(Records contained in a dataset)

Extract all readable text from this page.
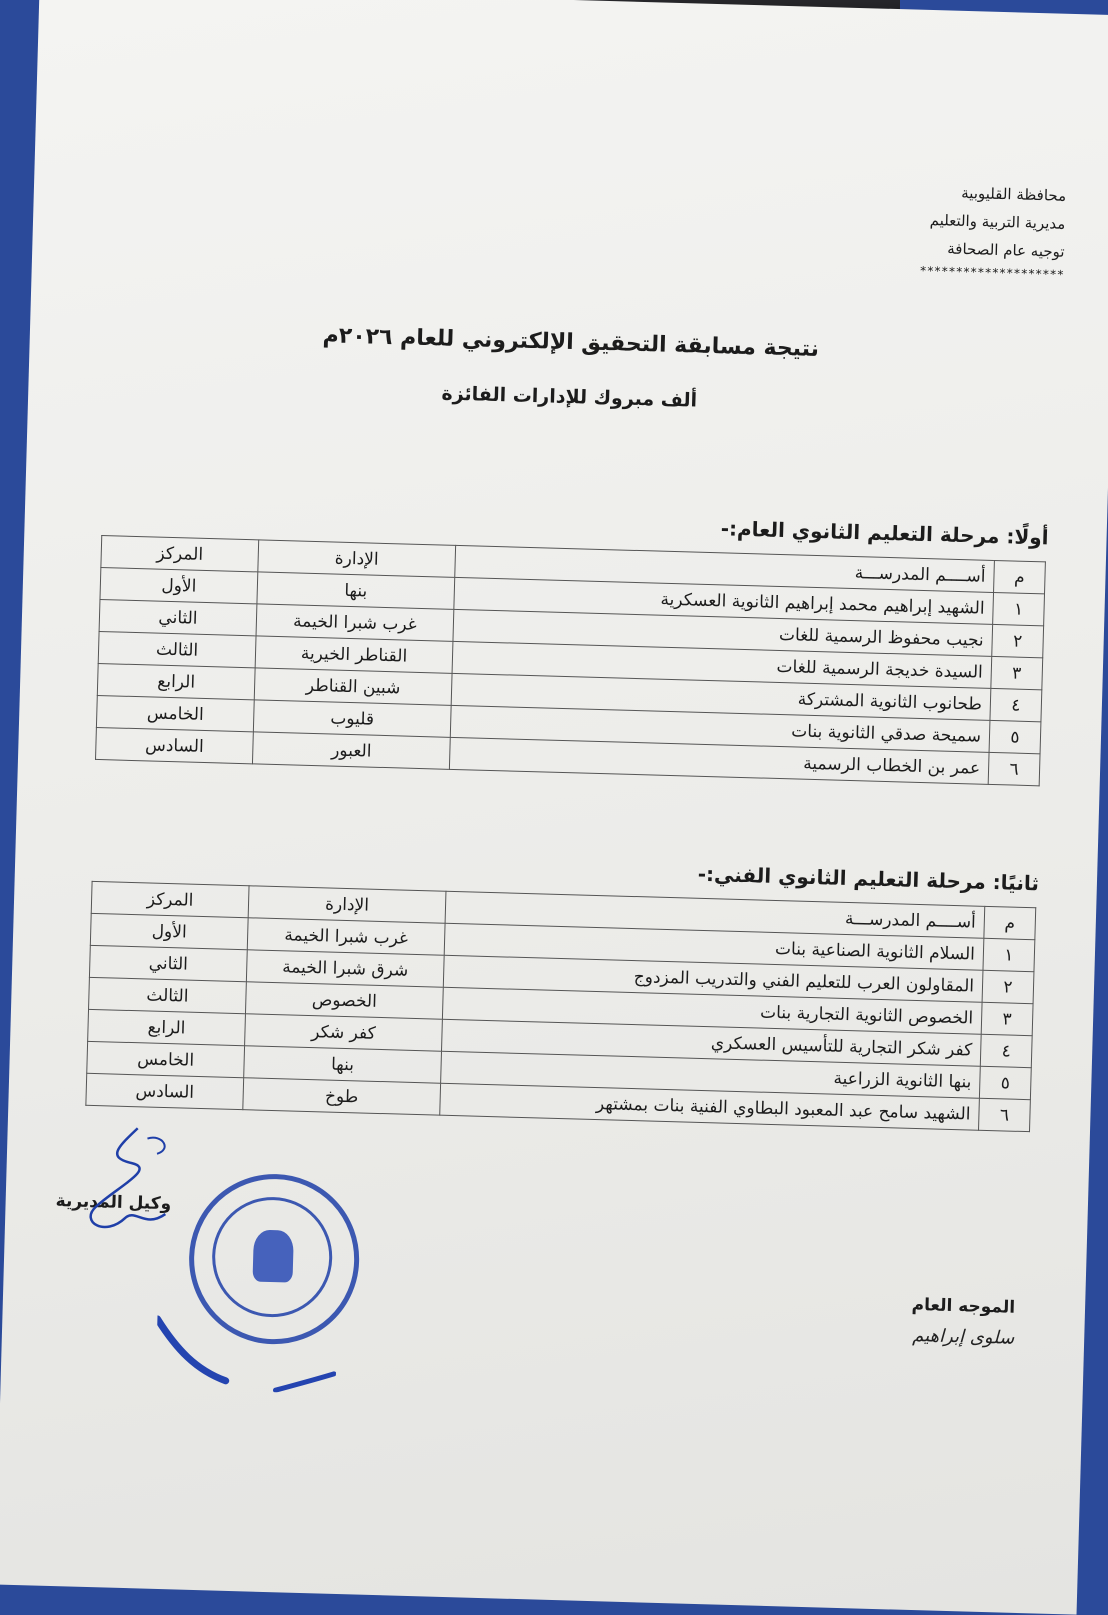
محافظة القليوبية
مديرية التربية والتعليم
توجيه عام الصحافة
********************
نتيجة مسابقة التحقيق الإلكتروني للعام ٢٠٢٦م
ألف مبروك للإدارات الفائزة
أولًا: مرحلة التعليم الثانوي العام:-
م	أســــم المدرســـة	الإدارة	المركز
١	الشهيد إبراهيم محمد إبراهيم الثانوية العسكرية	بنها	الأول
٢	نجيب محفوظ الرسمية للغات	غرب شبرا الخيمة	الثاني
٣	السيدة خديجة الرسمية للغات	القناطر الخيرية	الثالث
٤	طحانوب الثانوية المشتركة	شبين القناطر	الرابع
٥	سميحة صدقي الثانوية بنات	قليوب	الخامس
٦	عمر بن الخطاب الرسمية	العبور	السادس
ثانيًا: مرحلة التعليم الثانوي الفني:-
م	أســــم المدرســـة	الإدارة	المركز
١	السلام الثانوية الصناعية بنات	غرب شبرا الخيمة	الأول
٢	المقاولون العرب للتعليم الفني والتدريب المزدوج	شرق شبرا الخيمة	الثاني
٣	الخصوص الثانوية التجارية بنات	الخصوص	الثالث
٤	كفر شكر التجارية للتأسيس العسكري	كفر شكر	الرابع
٥	بنها الثانوية الزراعية	بنها	الخامس
٦	الشهيد سامح عبد المعبود البطاوي الفنية بنات بمشتهر	طوخ	السادس
وكيل المديرية
الموجه العام
سلوى إبراهيم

### Task instructions
Repeat the listing in full and exactly. Leave any pictures out.

### Full response
Extract all readable text from this page.
محافظة القليوبية
مديرية التربية والتعليم
توجيه عام الصحافة
********************
نتيجة مسابقة التحقيق الإلكتروني للعام ٢٠٢٦م
ألف مبروك للإدارات الفائزة
أولًا: مرحلة التعليم الثانوي العام:-
م	أســــم المدرســـة	الإدارة	المركز
١	الشهيد إبراهيم محمد إبراهيم الثانوية العسكرية	بنها	الأول
٢	نجيب محفوظ الرسمية للغات	غرب شبرا الخيمة	الثاني
٣	السيدة خديجة الرسمية للغات	القناطر الخيرية	الثالث
٤	طحانوب الثانوية المشتركة	شبين القناطر	الرابع
٥	سميحة صدقي الثانوية بنات	قليوب	الخامس
٦	عمر بن الخطاب الرسمية	العبور	السادس
ثانيًا: مرحلة التعليم الثانوي الفني:-
م	أســــم المدرســـة	الإدارة	المركز
١	السلام الثانوية الصناعية بنات	غرب شبرا الخيمة	الأول
٢	المقاولون العرب للتعليم الفني والتدريب المزدوج	شرق شبرا الخيمة	الثاني
٣	الخصوص الثانوية التجارية بنات	الخصوص	الثالث
٤	كفر شكر التجارية للتأسيس العسكري	كفر شكر	الرابع
٥	بنها الثانوية الزراعية	بنها	الخامس
٦	الشهيد سامح عبد المعبود البطاوي الفنية بنات بمشتهر	طوخ	السادس
وكيل المديرية
الموجه العام
سلوى إبراهيم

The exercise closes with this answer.